── RECORDED INFORMATION

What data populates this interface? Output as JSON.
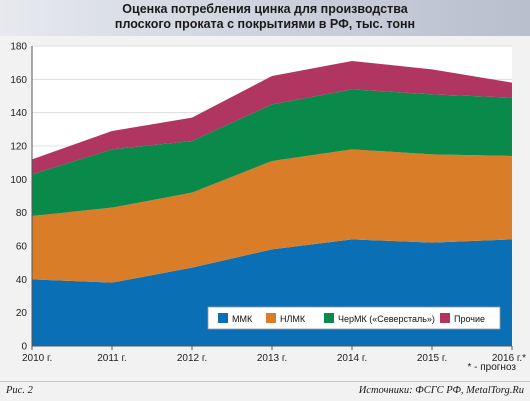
{
  "title_line1": "Оценка потребления цинка для производства",
  "title_line2": "плоского проката с покрытиями в РФ, тыс. тонн",
  "note": "* - прогноз",
  "footer": {
    "figure_label": "Рис. 2",
    "source": "Источники: ФСГС РФ, MetalTorg.Ru"
  },
  "chart_data": {
    "type": "area",
    "stacked": true,
    "title": "Оценка потребления цинка для производства плоского проката с покрытиями в РФ, тыс. тонн",
    "categories": [
      "2010 г.",
      "2011 г.",
      "2012 г.",
      "2013 г.",
      "2014 г.",
      "2015 г.",
      "2016 г.*"
    ],
    "ylim": [
      0,
      180
    ],
    "yticks": [
      0,
      20,
      40,
      60,
      80,
      100,
      120,
      140,
      160,
      180
    ],
    "grid": true,
    "legend_position": "bottom-right",
    "series": [
      {
        "name": "ММК",
        "color": "#0a6fb5",
        "values": [
          40,
          38,
          47,
          58,
          64,
          62,
          64
        ]
      },
      {
        "name": "НЛМК",
        "color": "#d97d28",
        "values": [
          38,
          45,
          45,
          53,
          54,
          53,
          50
        ]
      },
      {
        "name": "ЧерМК («Северсталь»)",
        "color": "#0a8a4a",
        "values": [
          25,
          35,
          31,
          34,
          36,
          36,
          35
        ]
      },
      {
        "name": "Прочие",
        "color": "#b03560",
        "values": [
          9,
          11,
          14,
          17,
          17,
          15,
          9
        ]
      }
    ]
  }
}
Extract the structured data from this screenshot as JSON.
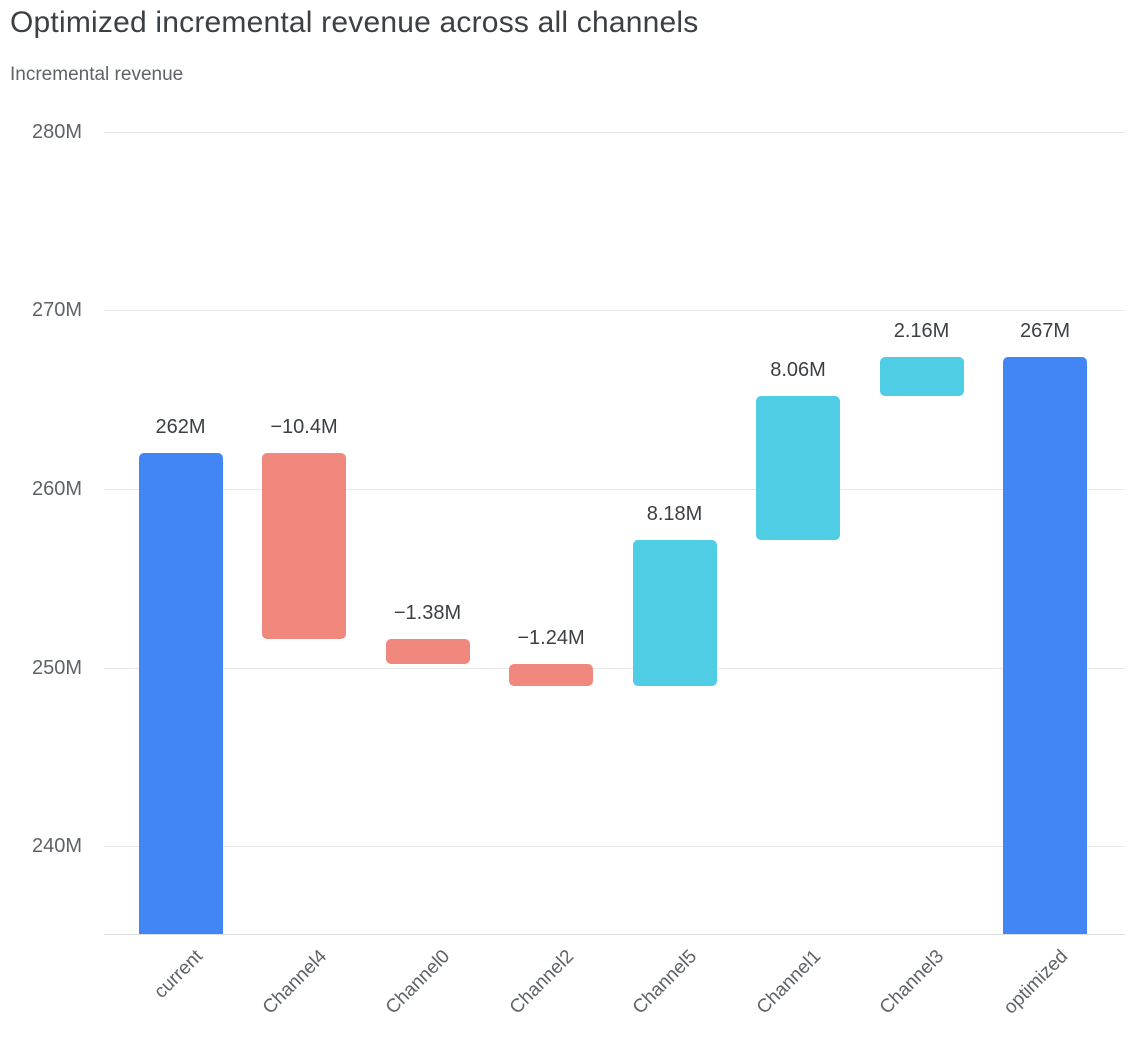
{
  "chart_data": {
    "type": "waterfall",
    "title": "Optimized incremental revenue across all channels",
    "subtitle": "Incremental revenue",
    "ylabel": "Incremental revenue",
    "ylim": [
      235.1,
      281.6
    ],
    "grid": "on",
    "legend": "none",
    "unit": "M",
    "categories": [
      "current",
      "Channel4",
      "Channel0",
      "Channel2",
      "Channel5",
      "Channel1",
      "Channel3",
      "optimized"
    ],
    "yticks": [
      {
        "value": 240,
        "label": "240M"
      },
      {
        "value": 250,
        "label": "250M"
      },
      {
        "value": 260,
        "label": "260M"
      },
      {
        "value": 270,
        "label": "270M"
      },
      {
        "value": 280,
        "label": "280M"
      }
    ],
    "bars": [
      {
        "category": "current",
        "kind": "total",
        "value": 262.0,
        "start": 235.1,
        "end": 262.0,
        "display": "262M"
      },
      {
        "category": "Channel4",
        "kind": "decrease",
        "value": -10.4,
        "start": 262.0,
        "end": 251.6,
        "display": "−10.4M"
      },
      {
        "category": "Channel0",
        "kind": "decrease",
        "value": -1.38,
        "start": 251.6,
        "end": 250.22,
        "display": "−1.38M"
      },
      {
        "category": "Channel2",
        "kind": "decrease",
        "value": -1.24,
        "start": 250.22,
        "end": 248.98,
        "display": "−1.24M"
      },
      {
        "category": "Channel5",
        "kind": "increase",
        "value": 8.18,
        "start": 248.98,
        "end": 257.16,
        "display": "8.18M"
      },
      {
        "category": "Channel1",
        "kind": "increase",
        "value": 8.06,
        "start": 257.16,
        "end": 265.22,
        "display": "8.06M"
      },
      {
        "category": "Channel3",
        "kind": "increase",
        "value": 2.16,
        "start": 265.22,
        "end": 267.38,
        "display": "2.16M"
      },
      {
        "category": "optimized",
        "kind": "total",
        "value": 267.38,
        "start": 235.1,
        "end": 267.38,
        "display": "267M"
      }
    ],
    "colors": {
      "total": "#4285F4",
      "decrease": "#F1887E",
      "increase": "#4ECDE4",
      "gridline": "#e7e7e7",
      "axis_line": "#dadce0",
      "value_label_text": "#3c4043",
      "tick_text": "#5f6368",
      "title_text": "#3c4043",
      "background": "#ffffff"
    }
  }
}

────

## INSTRUCTIONS TO FOLLOW
Return every line of the records exactly as given, pictures excluded.

## WRITTEN ANSWER
What data populates this interface? Output as JSON.
{
  "title_line1": "Оценка потребления цинка для производства",
  "title_line2": "плоского проката с покрытиями в РФ, тыс. тонн",
  "note": "* - прогноз",
  "footer": {
    "figure_label": "Рис. 2",
    "source": "Источники: ФСГС РФ, MetalTorg.Ru"
  },
  "chart_data": {
    "type": "area",
    "stacked": true,
    "title": "Оценка потребления цинка для производства плоского проката с покрытиями в РФ, тыс. тонн",
    "categories": [
      "2010 г.",
      "2011 г.",
      "2012 г.",
      "2013 г.",
      "2014 г.",
      "2015 г.",
      "2016 г.*"
    ],
    "ylim": [
      0,
      180
    ],
    "yticks": [
      0,
      20,
      40,
      60,
      80,
      100,
      120,
      140,
      160,
      180
    ],
    "grid": true,
    "legend_position": "bottom-right",
    "series": [
      {
        "name": "ММК",
        "color": "#0a6fb5",
        "values": [
          40,
          38,
          47,
          58,
          64,
          62,
          64
        ]
      },
      {
        "name": "НЛМК",
        "color": "#d97d28",
        "values": [
          38,
          45,
          45,
          53,
          54,
          53,
          50
        ]
      },
      {
        "name": "ЧерМК («Северсталь»)",
        "color": "#0a8a4a",
        "values": [
          25,
          35,
          31,
          34,
          36,
          36,
          35
        ]
      },
      {
        "name": "Прочие",
        "color": "#b03560",
        "values": [
          9,
          11,
          14,
          17,
          17,
          15,
          9
        ]
      }
    ]
  }
}
Extract the structured data from this screenshot as JSON.
{
  "chart_data": {
    "type": "waterfall",
    "title": "Optimized incremental revenue across all channels",
    "subtitle": "Incremental revenue",
    "ylabel": "Incremental revenue",
    "ylim": [
      235.1,
      281.6
    ],
    "grid": "on",
    "legend": "none",
    "unit": "M",
    "categories": [
      "current",
      "Channel4",
      "Channel0",
      "Channel2",
      "Channel5",
      "Channel1",
      "Channel3",
      "optimized"
    ],
    "yticks": [
      {
        "value": 240,
        "label": "240M"
      },
      {
        "value": 250,
        "label": "250M"
      },
      {
        "value": 260,
        "label": "260M"
      },
      {
        "value": 270,
        "label": "270M"
      },
      {
        "value": 280,
        "label": "280M"
      }
    ],
    "bars": [
      {
        "category": "current",
        "kind": "total",
        "value": 262.0,
        "start": 235.1,
        "end": 262.0,
        "display": "262M"
      },
      {
        "category": "Channel4",
        "kind": "decrease",
        "value": -10.4,
        "start": 262.0,
        "end": 251.6,
        "display": "−10.4M"
      },
      {
        "category": "Channel0",
        "kind": "decrease",
        "value": -1.38,
        "start": 251.6,
        "end": 250.22,
        "display": "−1.38M"
      },
      {
        "category": "Channel2",
        "kind": "decrease",
        "value": -1.24,
        "start": 250.22,
        "end": 248.98,
        "display": "−1.24M"
      },
      {
        "category": "Channel5",
        "kind": "increase",
        "value": 8.18,
        "start": 248.98,
        "end": 257.16,
        "display": "8.18M"
      },
      {
        "category": "Channel1",
        "kind": "increase",
        "value": 8.06,
        "start": 257.16,
        "end": 265.22,
        "display": "8.06M"
      },
      {
        "category": "Channel3",
        "kind": "increase",
        "value": 2.16,
        "start": 265.22,
        "end": 267.38,
        "display": "2.16M"
      },
      {
        "category": "optimized",
        "kind": "total",
        "value": 267.38,
        "start": 235.1,
        "end": 267.38,
        "display": "267M"
      }
    ],
    "colors": {
      "total": "#4285F4",
      "decrease": "#F1887E",
      "increase": "#4ECDE4",
      "gridline": "#e7e7e7",
      "axis_line": "#dadce0",
      "value_label_text": "#3c4043",
      "tick_text": "#5f6368",
      "title_text": "#3c4043",
      "background": "#ffffff"
    }
  }
}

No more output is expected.